> [THE TASK] Write out every line of the material exactly as it appears.

-- START OF GIVEN INFORMATION --

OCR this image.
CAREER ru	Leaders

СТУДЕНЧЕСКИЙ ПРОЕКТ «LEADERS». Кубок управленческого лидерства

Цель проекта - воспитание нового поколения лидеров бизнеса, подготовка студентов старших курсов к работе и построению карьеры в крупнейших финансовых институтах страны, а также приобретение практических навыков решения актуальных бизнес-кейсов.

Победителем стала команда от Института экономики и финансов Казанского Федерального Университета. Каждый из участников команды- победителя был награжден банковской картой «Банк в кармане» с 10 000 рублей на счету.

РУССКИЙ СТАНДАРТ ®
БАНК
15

-- END OF GIVEN INFORMATION --

> [THE ANSWER]
OCR this image.
CAREER ru	Leaders

СТУДЕНЧЕСКИЙ ПРОЕКТ «LEADERS». Кубок управленческого лидерства

Цель проекта - воспитание нового поколения лидеров бизнеса, подготовка студентов старших курсов к работе и построению карьеры в крупнейших финансовых институтах страны, а также приобретение практических навыков решения актуальных бизнес-кейсов.

Победителем стала команда от Института экономики и финансов Казанского Федерального Университета. Каждый из участников команды- победителя был награжден банковской картой «Банк в кармане» с 10 000 рублей на счету.

РУССКИЙ СТАНДАРТ ®
БАНК
15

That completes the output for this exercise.